Material for this exercise =>

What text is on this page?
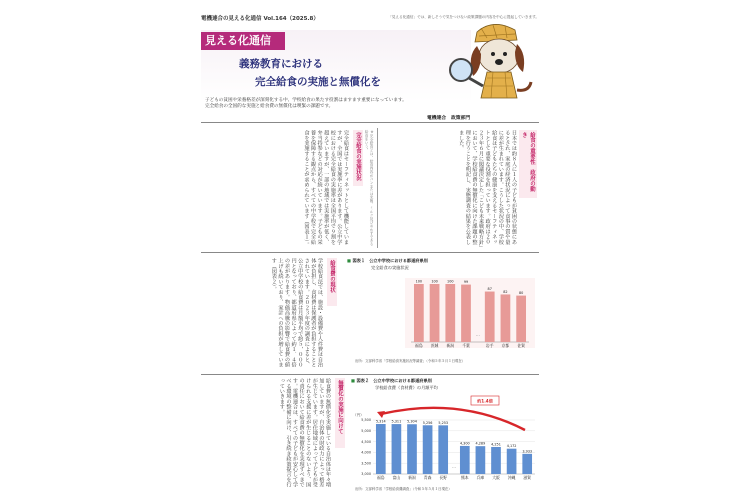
電機連合の見える化通信 Vol.164（2025.8）	「見える化通信」では、新しそうで気をつけない政策課題の内容を中心に提起していきます。
見える化通信
義務教育における
完全給食の実施と無償化を
子どもの貧困や栄養格差が深刻化する中、学校給食の果たす役割はますます重要になっています。
完全給食の全国的な実施と給食費の無償化は喫緊の課題です。
電機連合　政策部門
給食の重要性　政府の動き
日本では約８人に１人の子どもが貧困の状態にあるとされ、家庭の経済状況によって食事の質や量に差が生まれています。こうした状況の中、学校給食は子どもたちの健康を支えるセーフティネットとして重要な役割を担っています。政府は２０２３年６月に閣議決定した「こども未来戦略方針」において、学校給食費の無償化に向けた課題の整理を行うことを明記し、実態調査の結果を公表しました。
※完全給食とは、給食内容がパンまたは米飯、ミルク及びおかずである給食をいう。
完全給食の実施状況
完全給食はセーフティネットとして機能していますが、全国では実施率に差があります。公立中学校における完全給食の実施率は全国平均で９割を超えていますが、一部の地域では実施率が低く、弁当持参などの対応が続いています。子どもの栄養を保障する観点から、すべての中学校で完全給食を実施することが求められています（図表１）。
給食費の現状
学校給食法では、施設・設備費や人件費は自治体が負担し、食材費は保護者が負担することとされています。２０２３年度の調査によると、公立中学校の給食費は月額平均で約５，０００円となっており、都道府県によって約１．４倍の差があります。物価高騰の影響で給食費の値上げも続いており、家計への負担が増しています（図表２）。	■ 図表１　公立中学校における都道府県別
完全給食の実施状況
100
福島
100
茨城
100
新潟
99
千葉
87
岩手
82
京都
80
佐賀
…
出所：文部科学省「学校給食実施状況等調査」（令和５年５月１日現在）
無償化の実施に向けて
給食費の無償化を実施している自治体は年々増加していますが、自治体の財政力によって格差が生じています。居住地域によって子どもが受けられる支援に差が生じることのないよう、国の責任において給食費の無償化を実現すべきです。電機連合は、すべての子どもが安心して学べる環境の整備に向け、引き続き政策提言を行っていきます。	■ 図表２　公立中学校における都道府県別
学校給食費（食材費）の月額平均
（円）
3,000
3,500
4,000
4,500
5,000
5,500 5,314
福島
5,311
富山
5,304
新潟
5,256
青森
5,253
長野
4,300
熊本
4,289
兵庫
4,251
大阪
4,172
沖縄
3,933
滋賀
…
約1.4倍
出所：文部科学省「学校給食費調査」（令和５年５月１日現在）
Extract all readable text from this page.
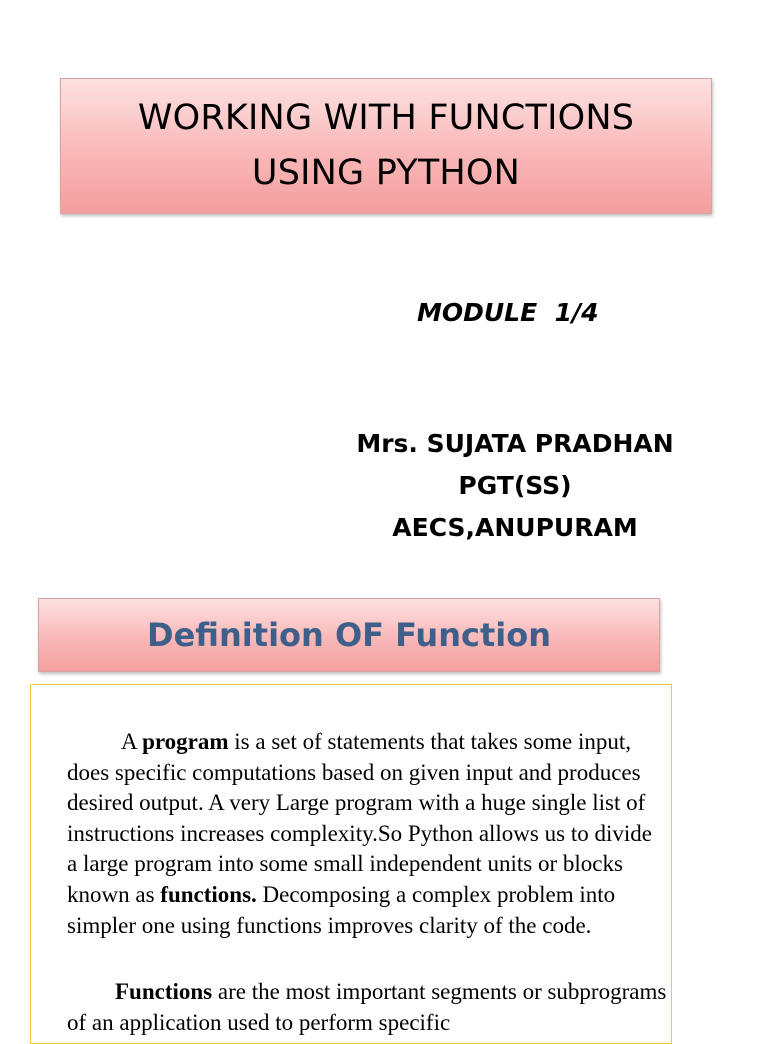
WORKING WITH FUNCTIONS
USING PYTHON
MODULE  1/4
Mrs. SUJATA PRADHAN
PGT(SS)
AECS,ANUPURAM
Definition OF Function

A program is a set of statements that takes some input, does specific computations based on given input and produces desired output. A very Large program with a huge single list of instructions increases complexity.So Python allows us to divide a large program into some small independent units or blocks known as functions. Decomposing a complex problem into simpler one using functions improves clarity of the code.

Functions are the most important segments or subprograms of an application used to perform specific
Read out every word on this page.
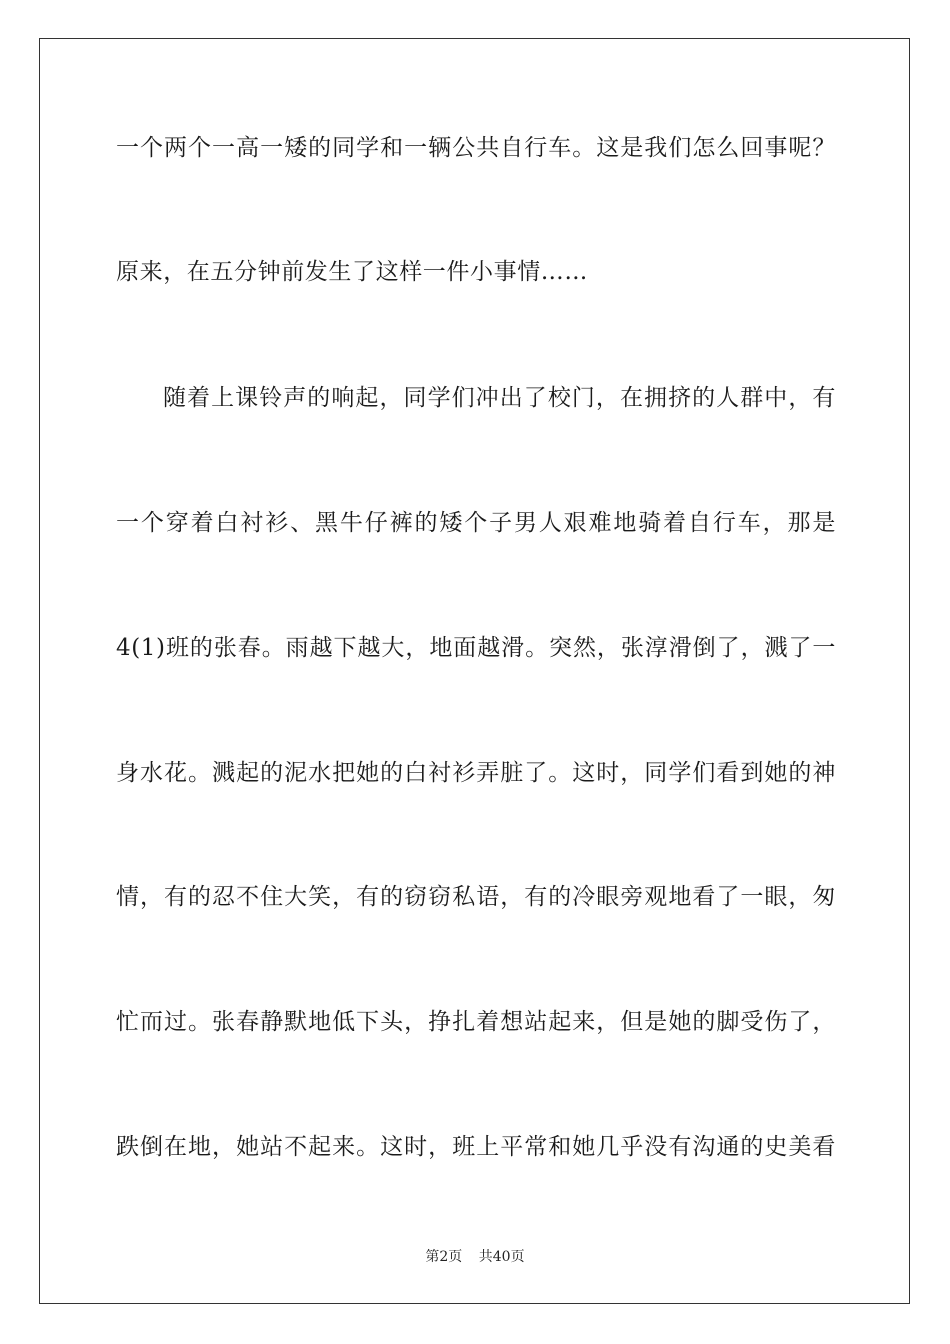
一个两个一高一矮的同学和一辆公共自行车。这是我们怎么回事呢？
原来，在五分钟前发生了这样一件小事情……
随着上课铃声的响起，同学们冲出了校门，在拥挤的人群中，有
一个穿着白衬衫、黑牛仔裤的矮个子男人艰难地骑着自行车，那是
4(1)班的张春。雨越下越大，地面越滑。突然，张淳滑倒了，溅了一
身水花。溅起的泥水把她的白衬衫弄脏了。这时，同学们看到她的神
情，有的忍不住大笑，有的窃窃私语，有的冷眼旁观地看了一眼，匆
忙而过。张春静默地低下头，挣扎着想站起来，但是她的脚受伤了，
跌倒在地，她站不起来。这时，班上平常和她几乎没有沟通的史美看
第2页 共40页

Task directions =>
Return all lines containing the word "page".

Exercise response =>
What text is on this page?
Extract all readable text from this page.
Read out every word on this page.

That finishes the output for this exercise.